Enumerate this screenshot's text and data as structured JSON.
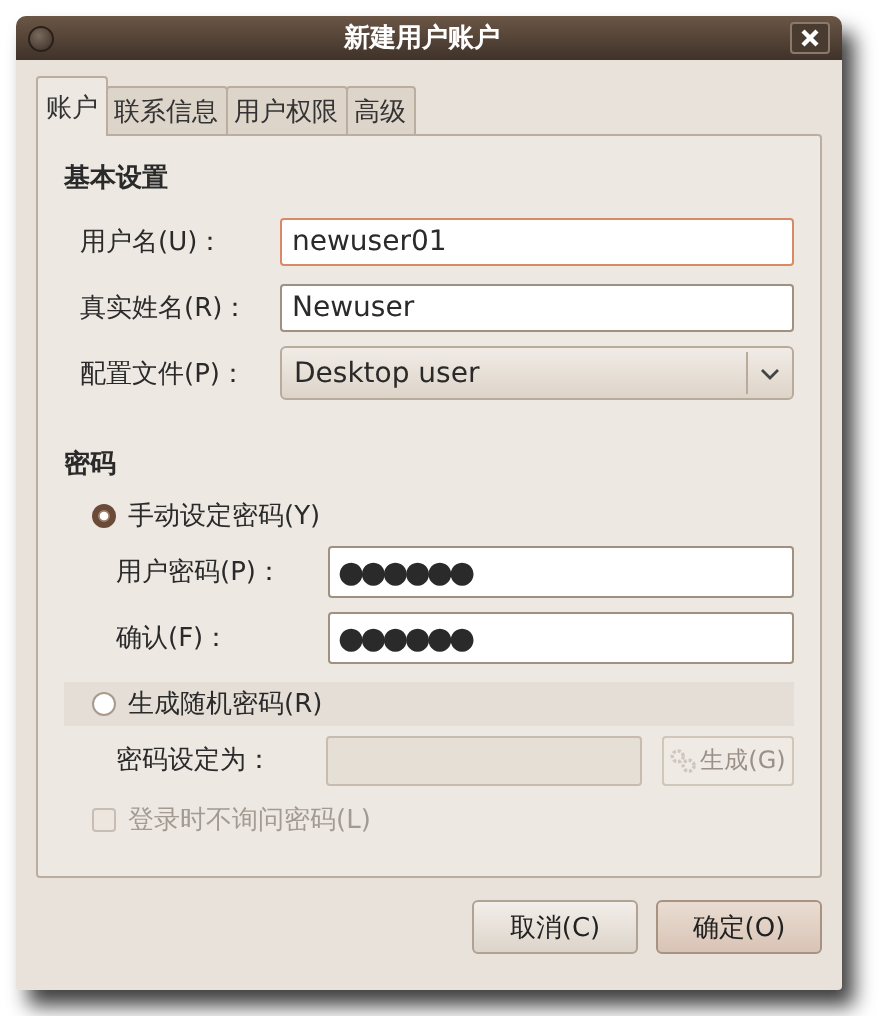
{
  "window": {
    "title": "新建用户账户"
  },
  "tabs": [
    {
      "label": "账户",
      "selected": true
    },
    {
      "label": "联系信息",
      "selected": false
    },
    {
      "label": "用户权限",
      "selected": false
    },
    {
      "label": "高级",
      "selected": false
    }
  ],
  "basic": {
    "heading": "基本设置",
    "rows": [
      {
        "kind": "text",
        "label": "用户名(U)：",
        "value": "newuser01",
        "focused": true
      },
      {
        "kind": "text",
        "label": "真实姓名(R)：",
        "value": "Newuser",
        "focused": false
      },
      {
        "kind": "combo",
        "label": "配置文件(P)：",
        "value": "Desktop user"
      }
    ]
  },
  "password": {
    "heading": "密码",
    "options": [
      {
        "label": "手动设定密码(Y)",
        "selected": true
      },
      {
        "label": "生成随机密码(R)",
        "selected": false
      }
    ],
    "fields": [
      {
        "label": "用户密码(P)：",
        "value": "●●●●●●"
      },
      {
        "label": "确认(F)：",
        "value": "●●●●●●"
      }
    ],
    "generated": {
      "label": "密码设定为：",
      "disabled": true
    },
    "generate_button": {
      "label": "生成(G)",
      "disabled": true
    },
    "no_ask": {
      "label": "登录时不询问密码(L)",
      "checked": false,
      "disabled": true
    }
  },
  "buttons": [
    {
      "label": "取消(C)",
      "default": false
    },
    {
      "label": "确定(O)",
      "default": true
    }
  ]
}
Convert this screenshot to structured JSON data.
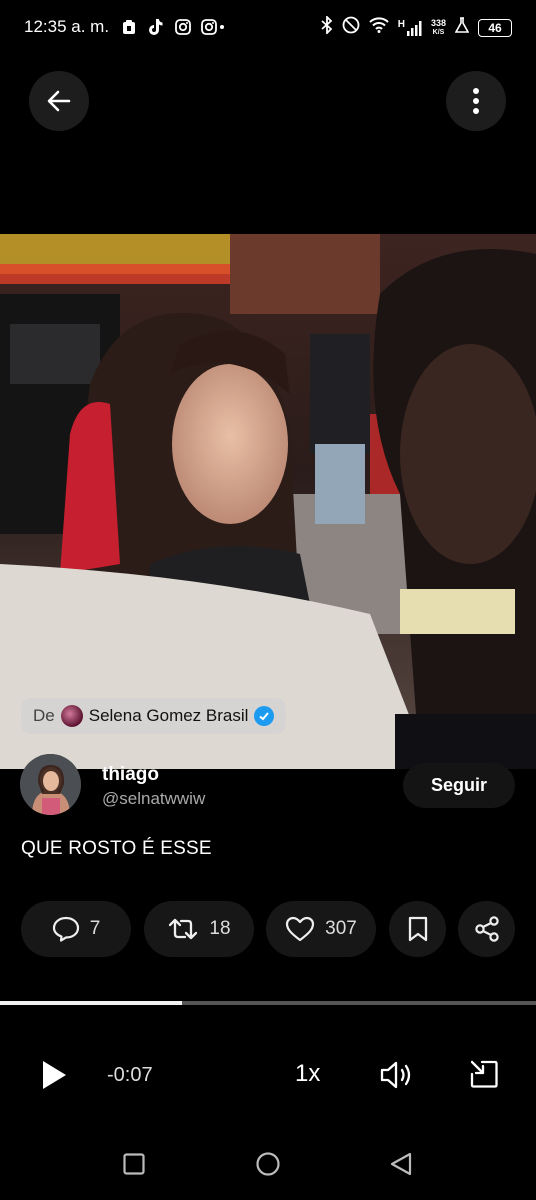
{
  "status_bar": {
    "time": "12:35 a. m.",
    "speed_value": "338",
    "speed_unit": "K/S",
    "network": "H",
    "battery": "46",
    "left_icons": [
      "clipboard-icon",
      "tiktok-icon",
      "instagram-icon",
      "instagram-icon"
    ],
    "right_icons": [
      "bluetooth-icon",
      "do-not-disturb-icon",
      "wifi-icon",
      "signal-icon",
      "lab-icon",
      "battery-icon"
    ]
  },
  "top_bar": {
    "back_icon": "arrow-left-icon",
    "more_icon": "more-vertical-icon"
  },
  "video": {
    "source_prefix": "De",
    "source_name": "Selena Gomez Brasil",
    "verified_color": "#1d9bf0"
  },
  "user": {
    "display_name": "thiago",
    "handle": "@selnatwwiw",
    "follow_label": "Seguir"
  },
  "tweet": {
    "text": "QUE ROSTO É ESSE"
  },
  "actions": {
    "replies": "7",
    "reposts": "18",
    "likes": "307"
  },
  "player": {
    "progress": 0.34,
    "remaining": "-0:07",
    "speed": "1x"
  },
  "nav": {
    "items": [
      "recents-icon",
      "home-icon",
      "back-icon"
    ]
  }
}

□ □ □ □ □ □ □

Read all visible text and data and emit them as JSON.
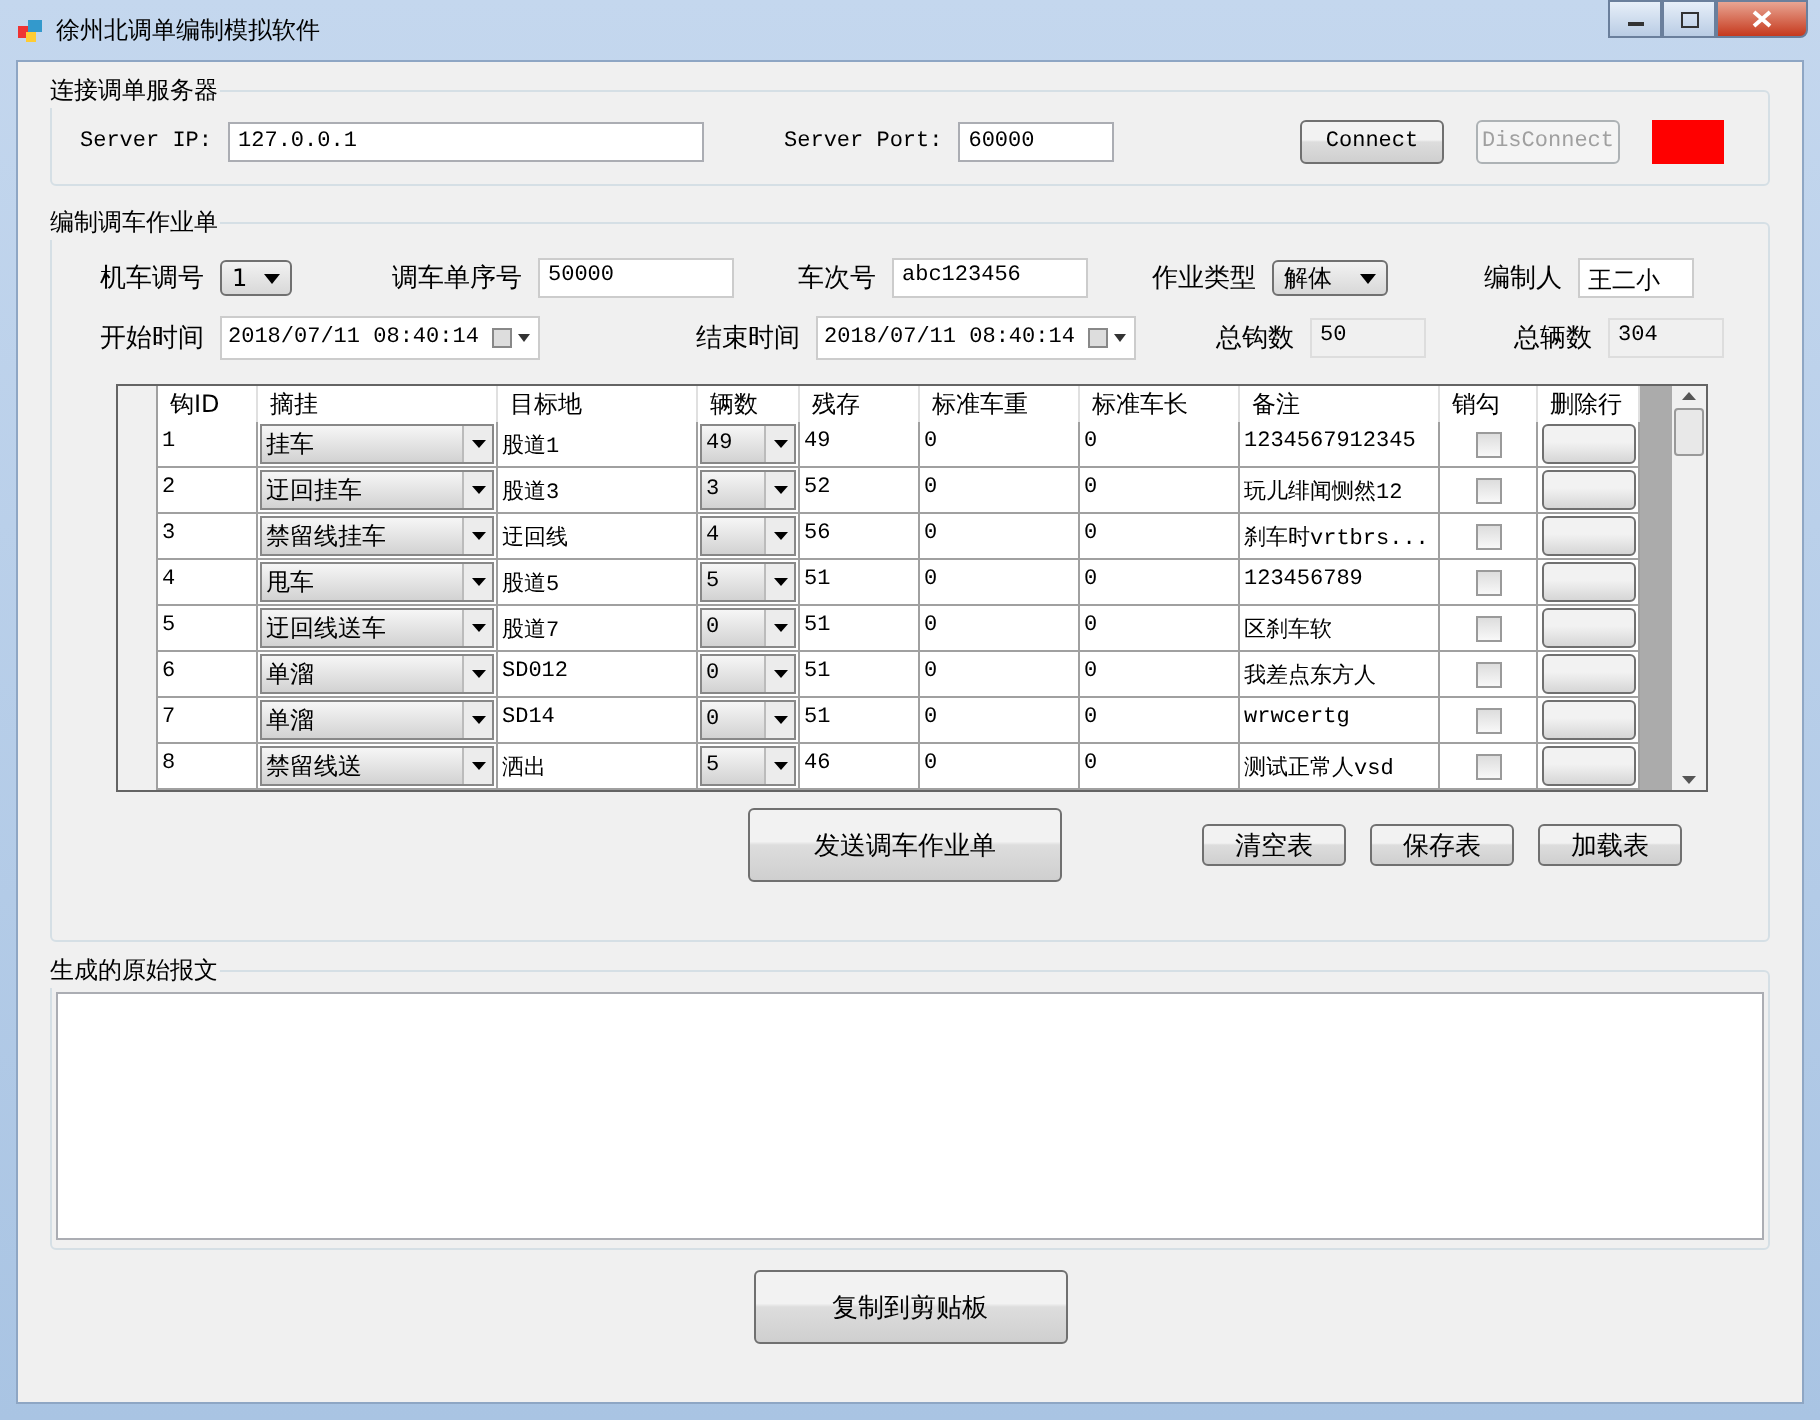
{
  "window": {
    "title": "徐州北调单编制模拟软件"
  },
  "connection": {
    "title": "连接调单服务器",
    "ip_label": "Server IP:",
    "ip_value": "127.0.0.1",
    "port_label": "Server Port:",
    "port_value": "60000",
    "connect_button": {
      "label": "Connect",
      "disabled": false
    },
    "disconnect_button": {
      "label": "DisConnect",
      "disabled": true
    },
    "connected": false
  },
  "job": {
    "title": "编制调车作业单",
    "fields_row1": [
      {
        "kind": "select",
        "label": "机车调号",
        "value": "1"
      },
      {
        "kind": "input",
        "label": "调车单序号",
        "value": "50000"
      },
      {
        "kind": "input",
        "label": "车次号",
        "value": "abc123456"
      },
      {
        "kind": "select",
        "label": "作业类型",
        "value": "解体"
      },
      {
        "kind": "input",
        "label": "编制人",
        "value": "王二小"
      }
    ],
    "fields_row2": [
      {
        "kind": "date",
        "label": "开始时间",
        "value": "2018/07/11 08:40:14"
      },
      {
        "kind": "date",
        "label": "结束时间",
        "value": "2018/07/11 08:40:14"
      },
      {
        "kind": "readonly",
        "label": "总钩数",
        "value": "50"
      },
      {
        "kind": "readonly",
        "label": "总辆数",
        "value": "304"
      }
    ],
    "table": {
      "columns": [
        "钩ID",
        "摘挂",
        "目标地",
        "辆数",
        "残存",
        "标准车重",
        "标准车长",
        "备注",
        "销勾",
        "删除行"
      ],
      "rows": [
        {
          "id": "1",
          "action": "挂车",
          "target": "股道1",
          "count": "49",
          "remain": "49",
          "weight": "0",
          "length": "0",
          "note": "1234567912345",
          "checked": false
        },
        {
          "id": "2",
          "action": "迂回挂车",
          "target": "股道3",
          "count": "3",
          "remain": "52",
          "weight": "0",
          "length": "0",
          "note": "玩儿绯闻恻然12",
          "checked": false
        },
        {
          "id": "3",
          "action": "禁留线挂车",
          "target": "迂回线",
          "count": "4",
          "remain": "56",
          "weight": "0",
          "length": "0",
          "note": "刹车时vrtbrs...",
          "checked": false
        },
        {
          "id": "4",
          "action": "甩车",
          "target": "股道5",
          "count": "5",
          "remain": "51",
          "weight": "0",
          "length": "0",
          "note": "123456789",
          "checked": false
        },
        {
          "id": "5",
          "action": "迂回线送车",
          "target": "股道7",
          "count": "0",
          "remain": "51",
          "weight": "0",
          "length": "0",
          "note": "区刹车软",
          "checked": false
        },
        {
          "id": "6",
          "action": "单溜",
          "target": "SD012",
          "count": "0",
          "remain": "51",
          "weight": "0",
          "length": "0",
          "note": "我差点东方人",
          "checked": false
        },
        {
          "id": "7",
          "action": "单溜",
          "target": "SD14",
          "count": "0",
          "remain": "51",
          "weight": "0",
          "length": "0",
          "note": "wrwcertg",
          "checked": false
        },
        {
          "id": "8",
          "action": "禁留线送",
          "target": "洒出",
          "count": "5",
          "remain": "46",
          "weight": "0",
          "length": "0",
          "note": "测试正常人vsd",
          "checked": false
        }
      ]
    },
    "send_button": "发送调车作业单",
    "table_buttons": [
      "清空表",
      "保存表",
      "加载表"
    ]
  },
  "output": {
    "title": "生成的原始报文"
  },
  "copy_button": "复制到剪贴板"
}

□ □ □ □ □ □ □

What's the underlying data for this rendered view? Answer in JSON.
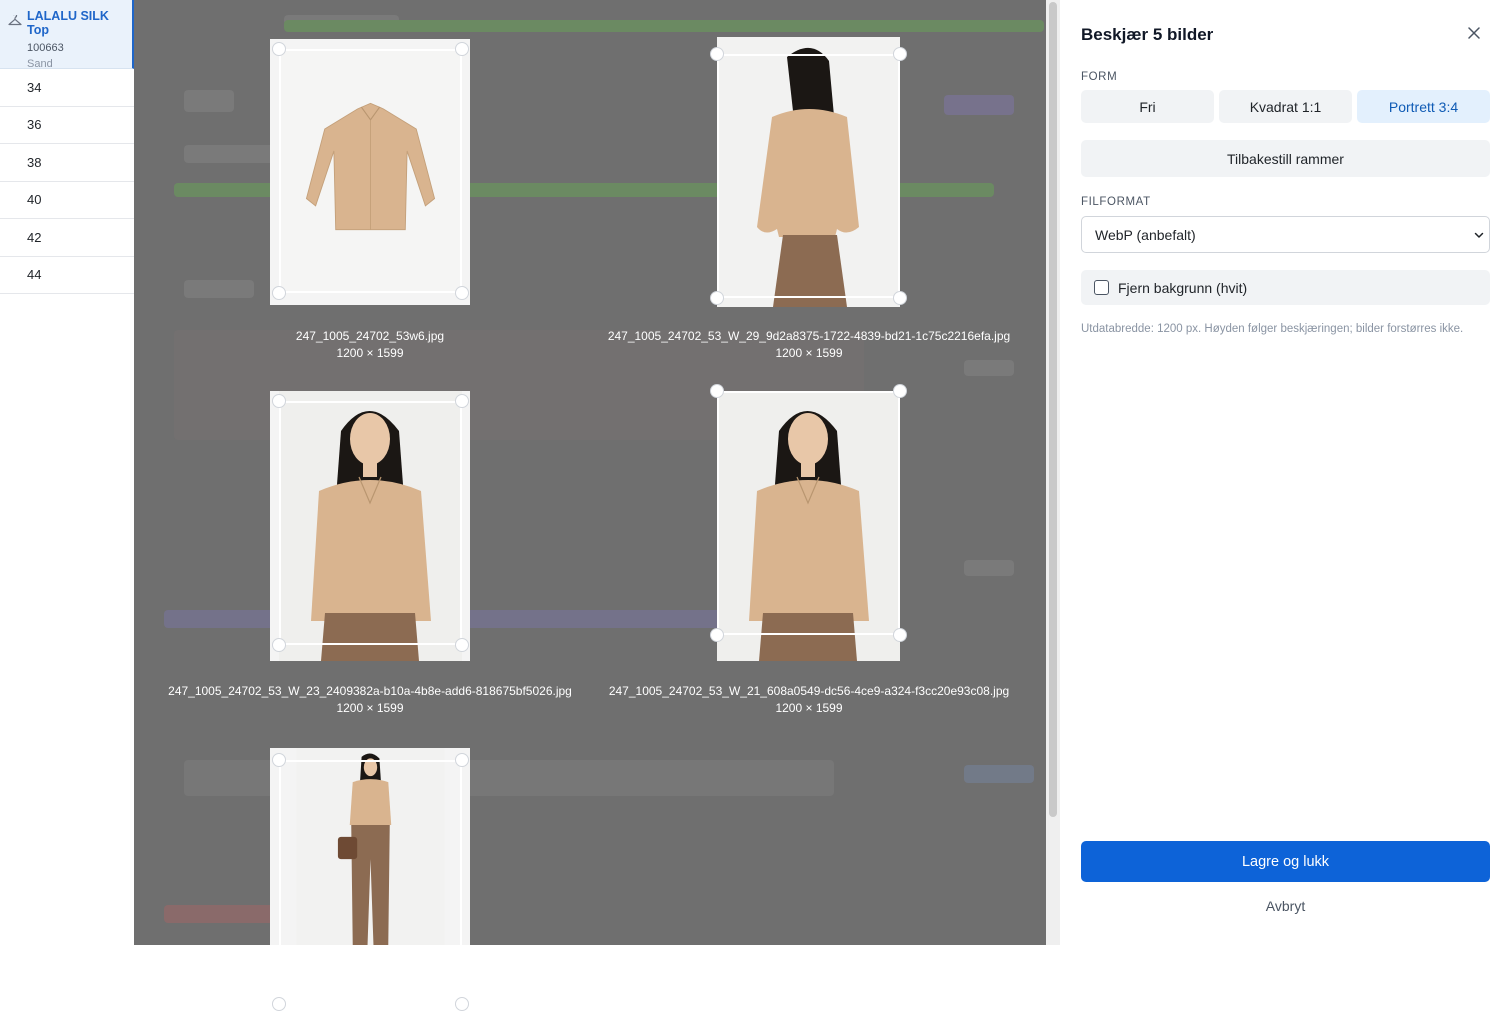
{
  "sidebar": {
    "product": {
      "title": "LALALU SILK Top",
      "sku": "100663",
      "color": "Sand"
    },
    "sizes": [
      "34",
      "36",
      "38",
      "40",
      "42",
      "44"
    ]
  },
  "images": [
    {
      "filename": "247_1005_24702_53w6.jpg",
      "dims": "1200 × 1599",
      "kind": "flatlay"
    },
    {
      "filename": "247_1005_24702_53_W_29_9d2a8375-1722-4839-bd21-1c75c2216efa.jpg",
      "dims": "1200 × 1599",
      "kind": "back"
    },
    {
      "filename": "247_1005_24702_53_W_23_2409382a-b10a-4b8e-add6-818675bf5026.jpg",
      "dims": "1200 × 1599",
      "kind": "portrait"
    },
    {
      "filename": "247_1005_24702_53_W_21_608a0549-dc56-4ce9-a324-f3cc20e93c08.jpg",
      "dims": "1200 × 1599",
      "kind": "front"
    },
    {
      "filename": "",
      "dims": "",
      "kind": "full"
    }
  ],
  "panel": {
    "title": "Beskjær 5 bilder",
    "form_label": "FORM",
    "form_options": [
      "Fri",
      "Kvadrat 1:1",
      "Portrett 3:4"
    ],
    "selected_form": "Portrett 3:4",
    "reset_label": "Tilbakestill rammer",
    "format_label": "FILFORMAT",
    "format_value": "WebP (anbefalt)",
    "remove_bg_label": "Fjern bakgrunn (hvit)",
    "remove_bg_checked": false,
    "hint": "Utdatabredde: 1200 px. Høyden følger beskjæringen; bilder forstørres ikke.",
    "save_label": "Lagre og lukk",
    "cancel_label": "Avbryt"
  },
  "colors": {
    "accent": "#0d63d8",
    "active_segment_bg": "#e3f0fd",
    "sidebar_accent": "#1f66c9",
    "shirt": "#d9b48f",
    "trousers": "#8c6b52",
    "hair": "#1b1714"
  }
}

□ □ □ □ □ □ □

Set task:
Filter the records for lines holding the string "screenshot". Copy each one.

The output:
Enumerate this screenshot's text and data as structured JSON.
Convert this screenshot to structured JSON data.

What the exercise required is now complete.